(Exercise directions): Wherever the word "اللحية" appears in the entries, copy the whole line.

>> Begin

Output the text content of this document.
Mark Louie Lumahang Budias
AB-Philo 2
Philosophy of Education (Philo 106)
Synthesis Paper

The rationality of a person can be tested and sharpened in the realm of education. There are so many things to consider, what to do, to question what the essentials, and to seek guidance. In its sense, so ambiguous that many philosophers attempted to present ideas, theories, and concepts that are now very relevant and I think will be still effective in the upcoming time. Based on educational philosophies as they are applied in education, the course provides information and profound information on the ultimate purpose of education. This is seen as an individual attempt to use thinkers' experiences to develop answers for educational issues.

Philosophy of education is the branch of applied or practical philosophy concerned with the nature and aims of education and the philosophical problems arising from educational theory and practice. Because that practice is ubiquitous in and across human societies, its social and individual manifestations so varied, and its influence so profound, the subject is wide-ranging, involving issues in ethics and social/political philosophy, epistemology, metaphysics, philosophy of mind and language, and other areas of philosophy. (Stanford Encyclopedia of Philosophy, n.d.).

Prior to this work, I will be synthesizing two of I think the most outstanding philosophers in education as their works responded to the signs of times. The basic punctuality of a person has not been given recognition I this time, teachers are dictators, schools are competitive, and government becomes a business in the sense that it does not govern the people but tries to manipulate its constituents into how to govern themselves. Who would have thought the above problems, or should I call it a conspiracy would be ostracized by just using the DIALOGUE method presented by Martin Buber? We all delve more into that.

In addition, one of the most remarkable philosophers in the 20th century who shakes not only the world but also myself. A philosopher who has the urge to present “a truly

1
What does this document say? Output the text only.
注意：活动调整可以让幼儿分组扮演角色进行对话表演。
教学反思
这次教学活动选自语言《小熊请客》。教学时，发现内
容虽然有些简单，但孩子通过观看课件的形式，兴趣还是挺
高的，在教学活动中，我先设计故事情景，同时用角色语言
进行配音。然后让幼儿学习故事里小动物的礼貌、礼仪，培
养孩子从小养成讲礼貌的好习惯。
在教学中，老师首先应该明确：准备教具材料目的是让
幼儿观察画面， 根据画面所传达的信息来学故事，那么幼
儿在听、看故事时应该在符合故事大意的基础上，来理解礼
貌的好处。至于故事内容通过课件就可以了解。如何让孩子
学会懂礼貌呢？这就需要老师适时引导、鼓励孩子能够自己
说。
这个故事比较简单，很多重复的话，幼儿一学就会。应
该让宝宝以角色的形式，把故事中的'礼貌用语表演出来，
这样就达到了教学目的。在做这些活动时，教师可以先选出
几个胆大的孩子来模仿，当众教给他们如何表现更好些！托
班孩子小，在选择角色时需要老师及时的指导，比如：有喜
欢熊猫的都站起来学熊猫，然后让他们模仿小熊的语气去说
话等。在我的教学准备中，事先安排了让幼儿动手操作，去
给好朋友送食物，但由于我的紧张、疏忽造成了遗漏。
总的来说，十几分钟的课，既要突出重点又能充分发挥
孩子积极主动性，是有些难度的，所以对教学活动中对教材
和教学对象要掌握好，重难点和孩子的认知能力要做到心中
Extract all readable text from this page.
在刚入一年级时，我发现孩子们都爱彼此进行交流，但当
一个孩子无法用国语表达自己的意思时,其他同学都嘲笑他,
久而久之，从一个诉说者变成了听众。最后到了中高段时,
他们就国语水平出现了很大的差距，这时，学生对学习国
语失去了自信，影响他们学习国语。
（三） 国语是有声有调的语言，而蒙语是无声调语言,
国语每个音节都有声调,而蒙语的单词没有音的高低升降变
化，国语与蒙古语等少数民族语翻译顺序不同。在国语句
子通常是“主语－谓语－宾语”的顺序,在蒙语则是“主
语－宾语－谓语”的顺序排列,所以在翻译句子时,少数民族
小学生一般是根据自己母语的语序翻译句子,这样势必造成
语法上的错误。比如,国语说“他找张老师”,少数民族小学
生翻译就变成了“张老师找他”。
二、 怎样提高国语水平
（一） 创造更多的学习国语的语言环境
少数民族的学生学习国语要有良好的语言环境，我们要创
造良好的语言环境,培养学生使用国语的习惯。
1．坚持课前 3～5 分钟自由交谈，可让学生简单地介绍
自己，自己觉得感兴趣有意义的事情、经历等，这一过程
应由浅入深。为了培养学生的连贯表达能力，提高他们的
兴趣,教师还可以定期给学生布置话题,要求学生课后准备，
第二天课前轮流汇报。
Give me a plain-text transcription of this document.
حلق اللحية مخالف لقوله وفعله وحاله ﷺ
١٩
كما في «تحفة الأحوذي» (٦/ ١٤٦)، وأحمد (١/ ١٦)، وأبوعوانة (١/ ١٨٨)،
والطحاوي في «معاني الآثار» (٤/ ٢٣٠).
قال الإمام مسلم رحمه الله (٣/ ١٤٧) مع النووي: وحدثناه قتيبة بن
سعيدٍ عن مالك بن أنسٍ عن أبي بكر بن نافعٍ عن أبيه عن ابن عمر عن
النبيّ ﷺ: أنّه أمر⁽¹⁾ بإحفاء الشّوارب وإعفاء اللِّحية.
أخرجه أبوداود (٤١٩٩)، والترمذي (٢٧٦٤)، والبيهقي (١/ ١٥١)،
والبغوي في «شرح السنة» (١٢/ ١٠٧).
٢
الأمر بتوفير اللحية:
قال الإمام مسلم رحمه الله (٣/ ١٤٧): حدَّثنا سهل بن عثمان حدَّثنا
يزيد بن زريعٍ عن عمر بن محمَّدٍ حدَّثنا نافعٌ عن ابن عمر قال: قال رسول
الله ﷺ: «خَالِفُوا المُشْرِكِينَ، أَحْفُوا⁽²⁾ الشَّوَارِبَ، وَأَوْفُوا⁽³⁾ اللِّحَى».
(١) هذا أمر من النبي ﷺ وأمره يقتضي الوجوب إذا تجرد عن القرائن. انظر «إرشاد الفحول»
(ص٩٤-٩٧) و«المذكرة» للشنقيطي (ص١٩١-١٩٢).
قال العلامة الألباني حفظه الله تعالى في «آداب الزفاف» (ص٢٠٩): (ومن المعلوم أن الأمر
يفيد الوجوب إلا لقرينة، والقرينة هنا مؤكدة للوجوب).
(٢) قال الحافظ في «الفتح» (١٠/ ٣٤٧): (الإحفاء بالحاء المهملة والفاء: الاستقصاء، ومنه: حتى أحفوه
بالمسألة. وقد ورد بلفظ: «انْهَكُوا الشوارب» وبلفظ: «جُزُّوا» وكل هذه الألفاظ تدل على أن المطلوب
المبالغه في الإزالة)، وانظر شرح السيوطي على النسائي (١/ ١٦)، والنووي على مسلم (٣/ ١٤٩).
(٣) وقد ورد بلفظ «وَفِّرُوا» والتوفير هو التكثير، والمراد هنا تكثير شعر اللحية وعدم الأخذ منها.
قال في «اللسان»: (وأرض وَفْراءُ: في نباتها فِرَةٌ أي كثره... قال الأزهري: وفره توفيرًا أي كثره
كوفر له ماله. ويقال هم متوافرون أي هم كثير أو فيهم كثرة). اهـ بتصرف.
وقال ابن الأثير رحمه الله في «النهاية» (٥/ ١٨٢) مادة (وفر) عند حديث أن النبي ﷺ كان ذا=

>> End

(Complete answer):
حلق اللحية مخالف لقوله وفعله وحاله ﷺ
الأمر بتوفير اللحية:
(٣) وقد ورد بلفظ «وَفِّرُوا» والتوفير هو التكثير، والمراد هنا تكثير شعر اللحية وعدم الأخذ منها.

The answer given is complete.